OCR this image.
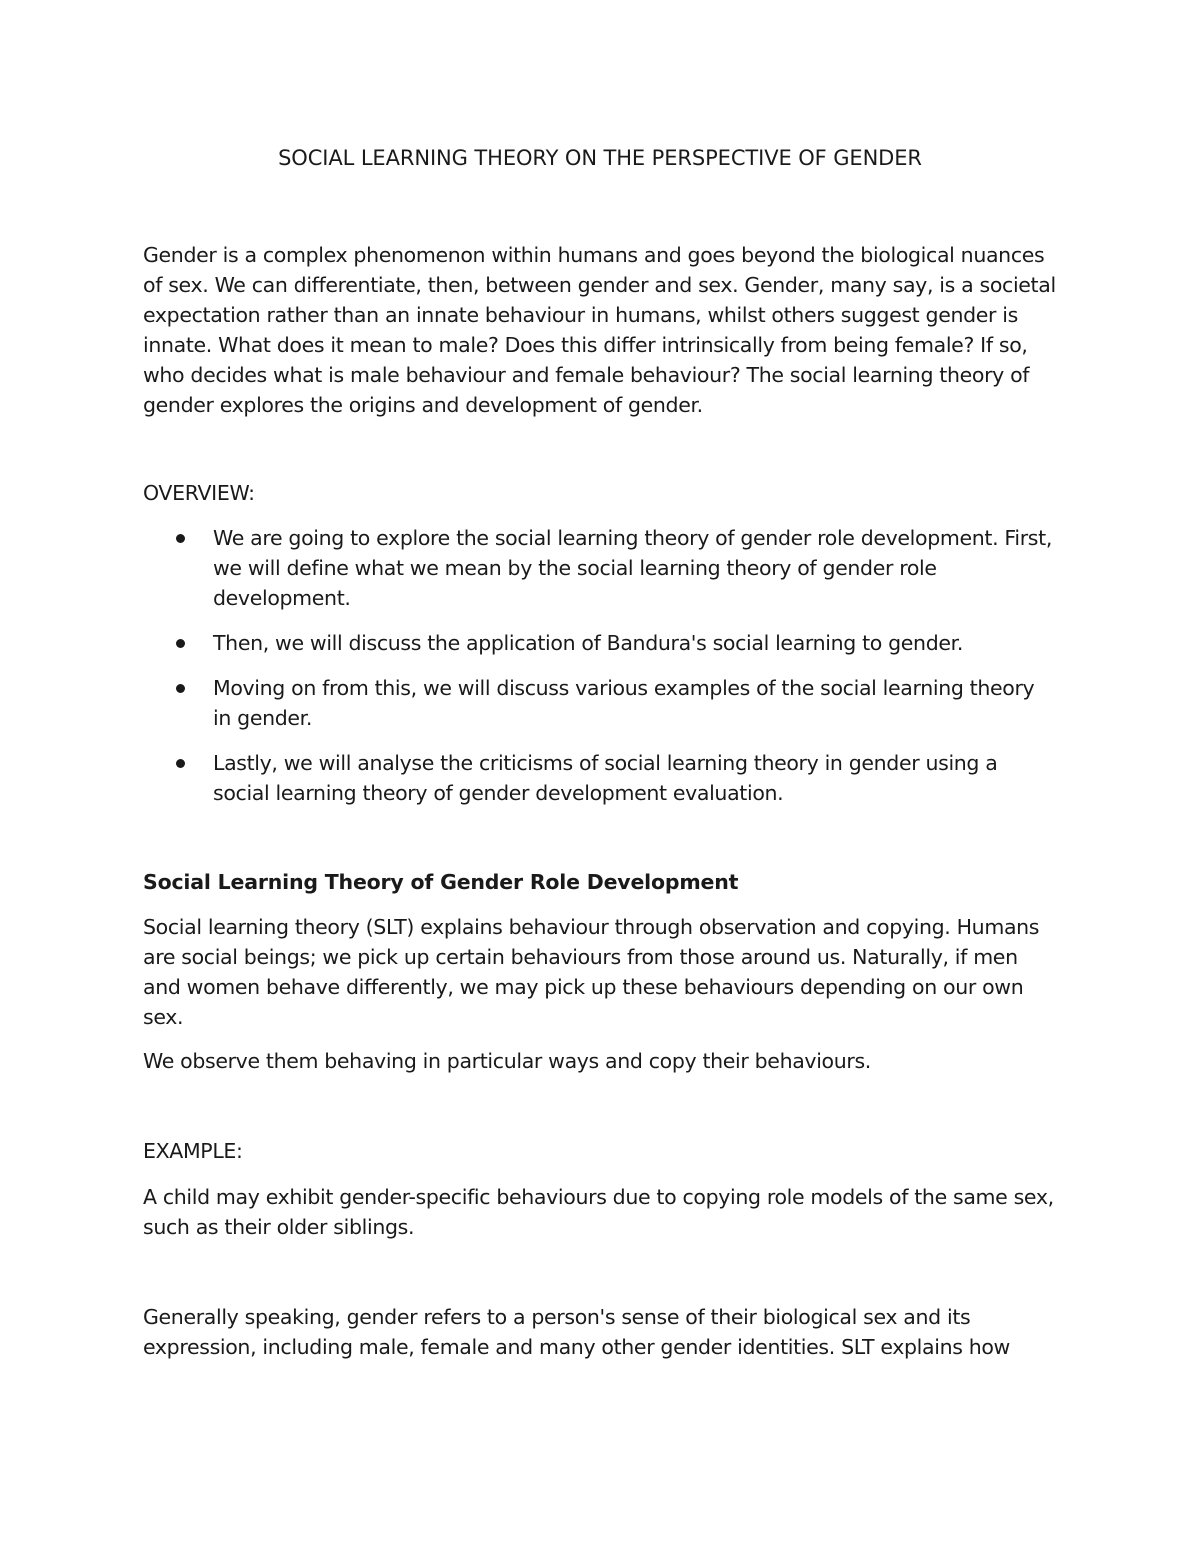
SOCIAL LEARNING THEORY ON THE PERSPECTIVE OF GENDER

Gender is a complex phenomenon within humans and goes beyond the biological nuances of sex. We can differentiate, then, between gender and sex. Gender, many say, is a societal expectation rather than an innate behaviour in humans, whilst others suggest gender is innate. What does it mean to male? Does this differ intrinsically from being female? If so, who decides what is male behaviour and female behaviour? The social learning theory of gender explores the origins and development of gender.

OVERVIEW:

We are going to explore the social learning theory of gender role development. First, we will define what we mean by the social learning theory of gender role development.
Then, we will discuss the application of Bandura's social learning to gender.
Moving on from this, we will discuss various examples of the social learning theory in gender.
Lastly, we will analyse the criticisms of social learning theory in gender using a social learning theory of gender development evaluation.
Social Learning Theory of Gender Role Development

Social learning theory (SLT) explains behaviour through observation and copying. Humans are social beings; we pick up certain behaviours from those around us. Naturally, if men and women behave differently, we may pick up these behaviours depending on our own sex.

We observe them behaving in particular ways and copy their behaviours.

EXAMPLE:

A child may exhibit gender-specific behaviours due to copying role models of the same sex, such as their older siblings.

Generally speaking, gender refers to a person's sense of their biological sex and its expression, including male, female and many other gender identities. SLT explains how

══════════════════════════════

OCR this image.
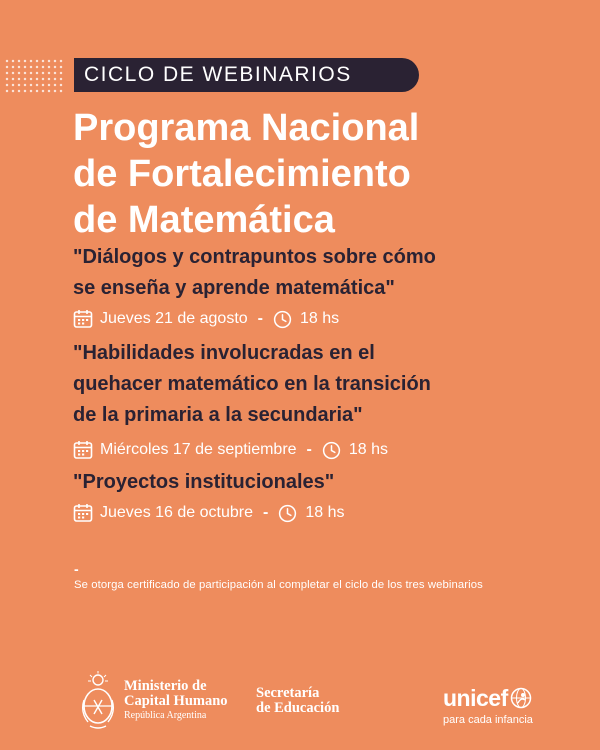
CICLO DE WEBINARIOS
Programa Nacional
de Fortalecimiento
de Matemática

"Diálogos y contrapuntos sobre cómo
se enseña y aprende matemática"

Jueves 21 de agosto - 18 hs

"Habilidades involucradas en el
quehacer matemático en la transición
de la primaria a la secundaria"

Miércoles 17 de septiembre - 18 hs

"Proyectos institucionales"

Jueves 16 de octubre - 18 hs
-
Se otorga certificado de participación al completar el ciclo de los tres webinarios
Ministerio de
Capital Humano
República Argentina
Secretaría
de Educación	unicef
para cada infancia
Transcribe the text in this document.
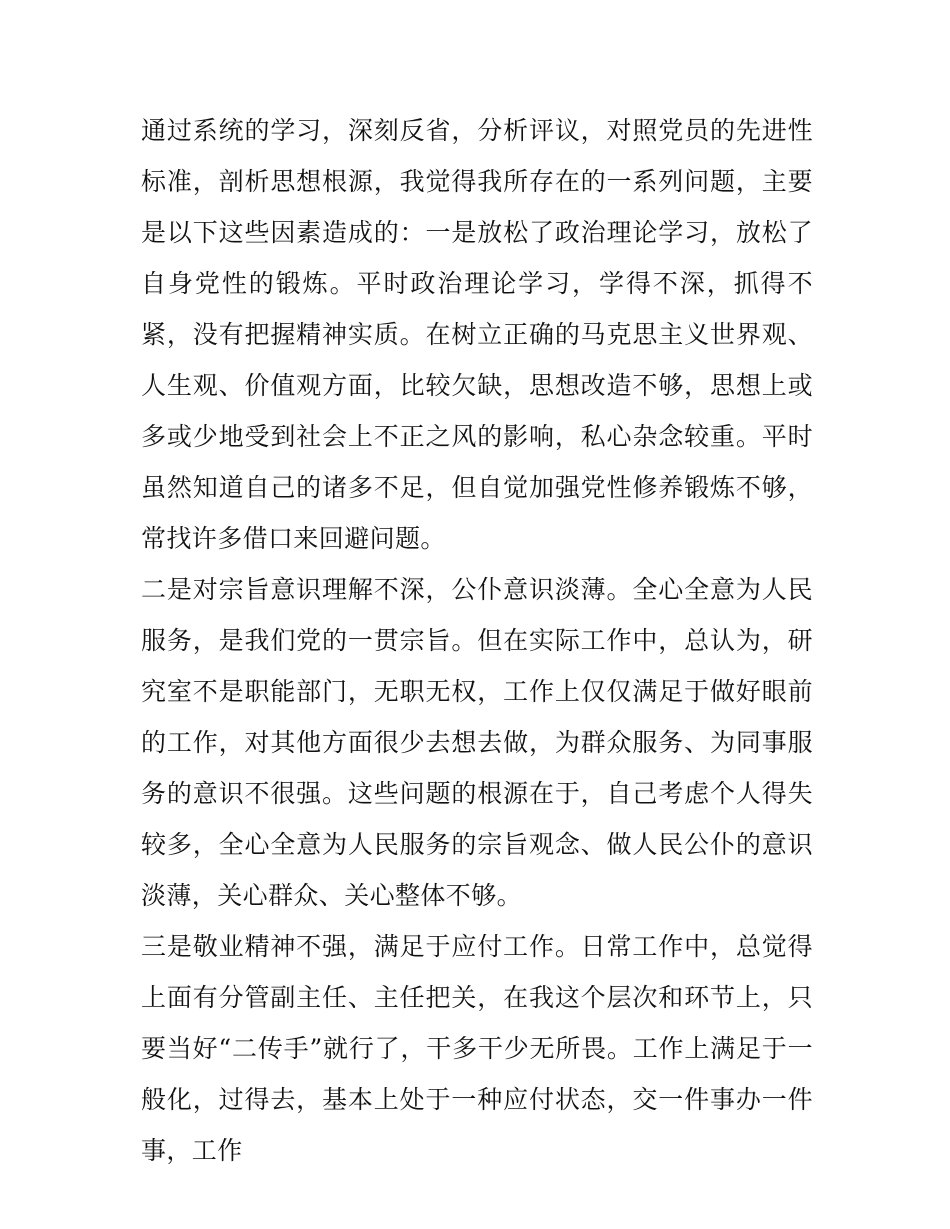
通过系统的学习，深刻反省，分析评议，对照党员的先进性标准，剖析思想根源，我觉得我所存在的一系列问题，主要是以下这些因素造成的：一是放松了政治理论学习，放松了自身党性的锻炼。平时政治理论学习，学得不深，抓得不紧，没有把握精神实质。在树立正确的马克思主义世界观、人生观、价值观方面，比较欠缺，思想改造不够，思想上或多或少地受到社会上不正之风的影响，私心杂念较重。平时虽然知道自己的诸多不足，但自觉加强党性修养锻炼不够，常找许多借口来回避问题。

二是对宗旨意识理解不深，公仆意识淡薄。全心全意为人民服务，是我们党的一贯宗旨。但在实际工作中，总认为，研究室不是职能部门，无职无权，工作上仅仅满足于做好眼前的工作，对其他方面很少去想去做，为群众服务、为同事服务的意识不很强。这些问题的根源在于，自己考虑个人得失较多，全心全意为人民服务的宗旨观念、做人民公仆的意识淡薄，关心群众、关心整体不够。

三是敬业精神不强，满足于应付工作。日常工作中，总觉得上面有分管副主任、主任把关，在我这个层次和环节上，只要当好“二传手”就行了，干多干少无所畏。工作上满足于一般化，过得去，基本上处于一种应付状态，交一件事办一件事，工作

══════════════════════════════

**AIM**
Copy all lines from the material that include "will".

**RESULT OF THIS EXERCISE**
We are going to explore the social learning theory of gender role development. First, we will define what we mean by the social learning theory of gender role development.
Then, we will discuss the application of Bandura's social learning to gender.
Moving on from this, we will discuss various examples of the social learning theory in gender.
Lastly, we will analyse the criticisms of social learning theory in gender using a social learning theory of gender development evaluation.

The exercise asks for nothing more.